Locate each line in the records containing "Output". Copy it.

Source data
****************

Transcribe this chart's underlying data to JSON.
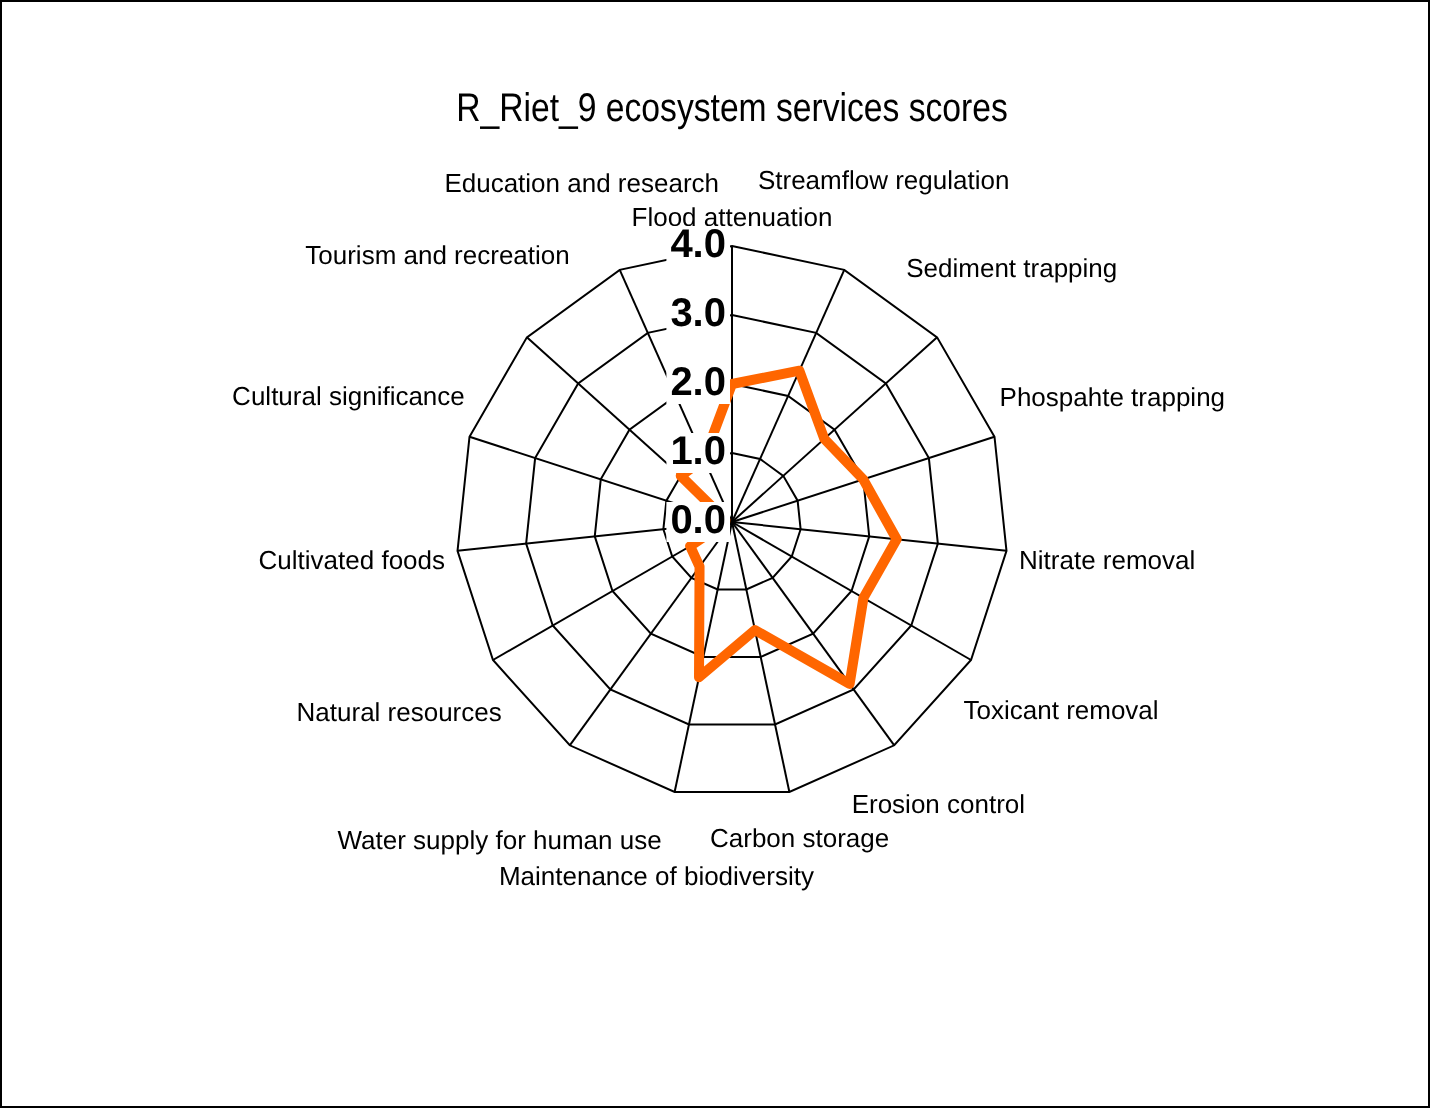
{
  "chart_data": {
    "type": "radar",
    "title": "R_Riet_9 ecosystem services scores",
    "categories": [
      "Flood attenuation",
      "Streamflow regulation",
      "Sediment trapping",
      "Phospahte trapping",
      "Nitrate removal",
      "Toxicant removal",
      "Erosion control",
      "Carbon storage",
      "Maintenance of biodiversity",
      "Water supply for human use",
      "Natural resources",
      "Cultivated foods",
      "Cultural significance",
      "Tourism and recreation",
      "Education and research"
    ],
    "series": [
      {
        "color": "#ff6600",
        "values": [
          2.0,
          2.4,
          1.8,
          2.0,
          2.4,
          2.2,
          2.9,
          1.6,
          2.3,
          0.8,
          0.7,
          0.1,
          0.1,
          1.0,
          1.0
        ]
      }
    ],
    "ylim": [
      0,
      4
    ],
    "yticks": [
      {
        "value": 0,
        "label": "0.0"
      },
      {
        "value": 1,
        "label": "1.0"
      },
      {
        "value": 2,
        "label": "2.0"
      },
      {
        "value": 3,
        "label": "3.0"
      },
      {
        "value": 4,
        "label": "4.0"
      }
    ],
    "grid": true,
    "legend": false,
    "marker": "none",
    "line_style": "solid"
  }
}
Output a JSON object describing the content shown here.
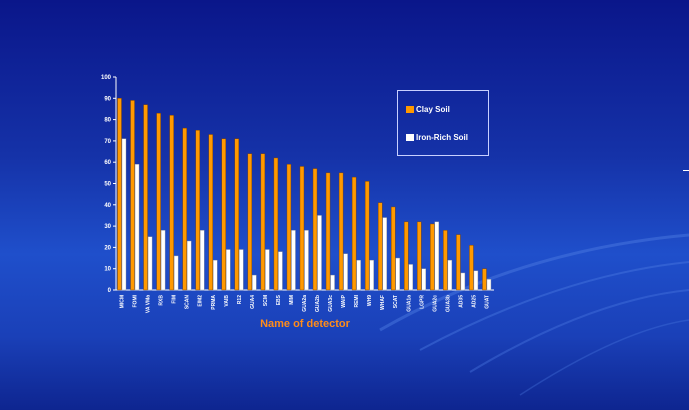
{
  "chart_data": {
    "type": "bar",
    "title": "",
    "xlabel": "Name of detector",
    "ylabel": "",
    "ylim": [
      0,
      100
    ],
    "yticks": [
      0,
      10,
      20,
      30,
      40,
      50,
      60,
      70,
      80,
      90,
      100
    ],
    "grid": false,
    "legend_position": "top-right",
    "categories": [
      "MICM",
      "FOMI",
      "VA VMa",
      "RXB",
      "FIM",
      "SCAN",
      "EIM2",
      "PRMA",
      "VAIB",
      "R12",
      "GUA4",
      "SCM",
      "EBS",
      "MIM",
      "GUA2a",
      "GUA2b",
      "GUA3c",
      "WAIP",
      "REMI",
      "WH9",
      "WHAF",
      "SCAT",
      "GUA1a",
      "LGPR",
      "GUA2c",
      "GUA3b",
      "AD35",
      "AD25",
      "GUAT"
    ],
    "series": [
      {
        "name": "Clay Soil",
        "color": "#ff9900",
        "values": [
          90,
          89,
          87,
          83,
          82,
          76,
          75,
          73,
          71,
          71,
          64,
          64,
          62,
          59,
          58,
          57,
          55,
          55,
          53,
          51,
          41,
          39,
          32,
          32,
          31,
          28,
          26,
          21,
          10
        ]
      },
      {
        "name": "Iron-Rich Soil",
        "color": "#ffffff",
        "values": [
          71,
          59,
          25,
          28,
          16,
          23,
          28,
          14,
          19,
          19,
          7,
          19,
          18,
          28,
          28,
          35,
          7,
          17,
          14,
          14,
          34,
          15,
          12,
          10,
          32,
          14,
          8,
          9,
          5
        ]
      }
    ]
  }
}
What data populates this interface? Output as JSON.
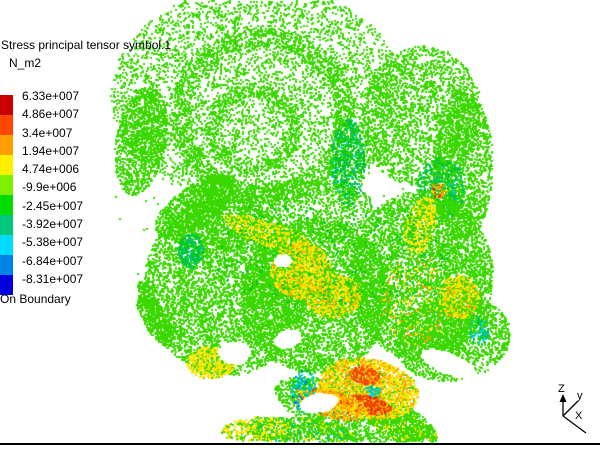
{
  "legend": {
    "title": "Stress principal tensor symbol.1",
    "unit": "N_m2",
    "values": [
      "6.33e+007",
      "4.86e+007",
      "3.4e+007",
      "1.94e+007",
      "4.74e+006",
      "-9.9e+006",
      "-2.45e+007",
      "-3.92e+007",
      "-5.38e+007",
      "-6.84e+007",
      "-8.31e+007"
    ],
    "swatch_colors": [
      "#C80000",
      "#FF4600",
      "#FF9E00",
      "#FFF000",
      "#7DF000",
      "#00DC00",
      "#00C87D",
      "#00DCFF",
      "#0082E6",
      "#0000DC"
    ],
    "boundary_label": "On Boundary"
  },
  "axis_triad": {
    "z": "Z",
    "y": "y",
    "x": "X"
  },
  "viewport": {
    "background": "#FFFFFF",
    "bottom_line_color": "#000000"
  },
  "point_cloud": {
    "seed": 1337,
    "dot_size": 2,
    "palette": {
      "g": "#3BD800",
      "dg": "#00C61E",
      "em": "#00C375",
      "cy": "#00D2FF",
      "bl": "#0070E8",
      "ye": "#FFE400",
      "or": "#FFA000",
      "ro": "#F44800",
      "rd": "#E02800"
    },
    "holes": [
      [
        233,
        352,
        16,
        12,
        0
      ],
      [
        318,
        402,
        20,
        10,
        -10
      ],
      [
        448,
        363,
        30,
        11,
        22
      ],
      [
        286,
        338,
        14,
        9,
        -20
      ],
      [
        282,
        260,
        10,
        7,
        0
      ]
    ],
    "blobs": [
      [
        258,
        95,
        148,
        110,
        0,
        5200,
        0,
        [
          [
            "g",
            1
          ]
        ]
      ],
      [
        262,
        115,
        92,
        88,
        0,
        1700,
        0.78,
        [
          [
            "g",
            1
          ]
        ]
      ],
      [
        252,
        128,
        48,
        45,
        0,
        650,
        0.7,
        [
          [
            "g",
            1
          ]
        ]
      ],
      [
        140,
        140,
        25,
        55,
        10,
        1300,
        0,
        [
          [
            "g",
            1
          ]
        ]
      ],
      [
        195,
        205,
        48,
        20,
        -35,
        1100,
        0,
        [
          [
            "g",
            1
          ]
        ]
      ],
      [
        420,
        115,
        60,
        70,
        10,
        2200,
        0,
        [
          [
            "g",
            1
          ]
        ]
      ],
      [
        462,
        165,
        30,
        75,
        0,
        1700,
        0,
        [
          [
            "g",
            1
          ]
        ]
      ],
      [
        347,
        162,
        17,
        44,
        0,
        650,
        0,
        [
          [
            "dg",
            0.45
          ],
          [
            "em",
            0.3
          ],
          [
            "g",
            0.2
          ],
          [
            "cy",
            0.05
          ]
        ]
      ],
      [
        440,
        188,
        24,
        32,
        0,
        550,
        0,
        [
          [
            "dg",
            0.4
          ],
          [
            "em",
            0.3
          ],
          [
            "g",
            0.27
          ],
          [
            "cy",
            0.03
          ]
        ]
      ],
      [
        225,
        285,
        82,
        90,
        0,
        5600,
        0,
        [
          [
            "g",
            1
          ]
        ]
      ],
      [
        315,
        295,
        75,
        78,
        0,
        4600,
        0,
        [
          [
            "g",
            1
          ]
        ]
      ],
      [
        420,
        275,
        72,
        85,
        0,
        5200,
        0,
        [
          [
            "g",
            1
          ]
        ]
      ],
      [
        280,
        215,
        95,
        35,
        -5,
        1500,
        0,
        [
          [
            "g",
            1
          ]
        ]
      ],
      [
        155,
        320,
        12,
        30,
        -32,
        420,
        0,
        [
          [
            "g",
            1
          ]
        ]
      ],
      [
        147,
        297,
        7,
        20,
        -25,
        130,
        0,
        [
          [
            "g",
            1
          ]
        ]
      ],
      [
        452,
        338,
        58,
        42,
        -10,
        1900,
        0,
        [
          [
            "g",
            1
          ]
        ]
      ],
      [
        355,
        413,
        85,
        28,
        18,
        1900,
        0,
        [
          [
            "g",
            1
          ]
        ]
      ],
      [
        400,
        425,
        40,
        15,
        25,
        700,
        0,
        [
          [
            "g",
            0.85
          ],
          [
            "ye",
            0.15
          ]
        ]
      ],
      [
        300,
        432,
        55,
        15,
        5,
        900,
        0,
        [
          [
            "g",
            0.7
          ],
          [
            "ye",
            0.15
          ],
          [
            "em",
            0.15
          ]
        ]
      ],
      [
        268,
        233,
        48,
        12,
        19,
        520,
        0,
        [
          [
            "ye",
            0.7
          ],
          [
            "g",
            0.3
          ]
        ]
      ],
      [
        300,
        270,
        30,
        28,
        0,
        1500,
        0,
        [
          [
            "ye",
            0.6
          ],
          [
            "g",
            0.3
          ],
          [
            "or",
            0.1
          ]
        ]
      ],
      [
        332,
        295,
        28,
        22,
        0,
        1000,
        0,
        [
          [
            "ye",
            0.55
          ],
          [
            "g",
            0.35
          ],
          [
            "or",
            0.1
          ]
        ]
      ],
      [
        210,
        362,
        24,
        16,
        0,
        520,
        0,
        [
          [
            "ye",
            0.75
          ],
          [
            "g",
            0.25
          ]
        ]
      ],
      [
        420,
        224,
        15,
        30,
        18,
        400,
        0,
        [
          [
            "ye",
            0.7
          ],
          [
            "g",
            0.3
          ]
        ]
      ],
      [
        458,
        296,
        20,
        22,
        0,
        600,
        0,
        [
          [
            "ye",
            0.6
          ],
          [
            "g",
            0.3
          ],
          [
            "or",
            0.1
          ]
        ]
      ],
      [
        368,
        388,
        50,
        30,
        10,
        2200,
        0,
        [
          [
            "ye",
            0.6
          ],
          [
            "or",
            0.25
          ],
          [
            "g",
            0.15
          ]
        ]
      ],
      [
        364,
        375,
        16,
        9,
        15,
        240,
        0,
        [
          [
            "ro",
            0.7
          ],
          [
            "or",
            0.3
          ]
        ]
      ],
      [
        367,
        404,
        24,
        9,
        10,
        360,
        0,
        [
          [
            "ro",
            0.55
          ],
          [
            "rd",
            0.25
          ],
          [
            "or",
            0.2
          ]
        ]
      ],
      [
        330,
        403,
        38,
        14,
        15,
        600,
        0,
        [
          [
            "or",
            0.55
          ],
          [
            "ye",
            0.35
          ],
          [
            "ro",
            0.1
          ]
        ]
      ],
      [
        190,
        250,
        13,
        17,
        0,
        260,
        0,
        [
          [
            "em",
            0.55
          ],
          [
            "dg",
            0.45
          ]
        ]
      ],
      [
        478,
        330,
        10,
        14,
        0,
        80,
        0,
        [
          [
            "em",
            0.5
          ],
          [
            "cy",
            0.3
          ],
          [
            "dg",
            0.2
          ]
        ]
      ],
      [
        303,
        390,
        12,
        22,
        0,
        170,
        0,
        [
          [
            "cy",
            0.35
          ],
          [
            "em",
            0.35
          ],
          [
            "bl",
            0.15
          ],
          [
            "dg",
            0.15
          ]
        ]
      ],
      [
        372,
        390,
        8,
        5,
        0,
        45,
        0,
        [
          [
            "cy",
            0.6
          ],
          [
            "em",
            0.4
          ]
        ]
      ],
      [
        255,
        428,
        35,
        12,
        -5,
        300,
        0,
        [
          [
            "ye",
            0.55
          ],
          [
            "g",
            0.45
          ]
        ]
      ],
      [
        415,
        300,
        35,
        45,
        0,
        160,
        0,
        [
          [
            "or",
            0.45
          ],
          [
            "ye",
            0.55
          ]
        ]
      ],
      [
        330,
        250,
        120,
        60,
        0,
        260,
        0,
        [
          [
            "dg",
            1
          ]
        ]
      ],
      [
        437,
        190,
        8,
        8,
        0,
        40,
        0,
        [
          [
            "or",
            0.5
          ],
          [
            "rd",
            0.2
          ],
          [
            "ye",
            0.3
          ]
        ]
      ],
      [
        300,
        210,
        190,
        150,
        0,
        150,
        0,
        [
          [
            "g",
            1
          ]
        ]
      ]
    ]
  }
}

****************

◆ WORKED ANSWER
Output a JSON object describing the content shown here.
What data populates this interface? Output as JSON.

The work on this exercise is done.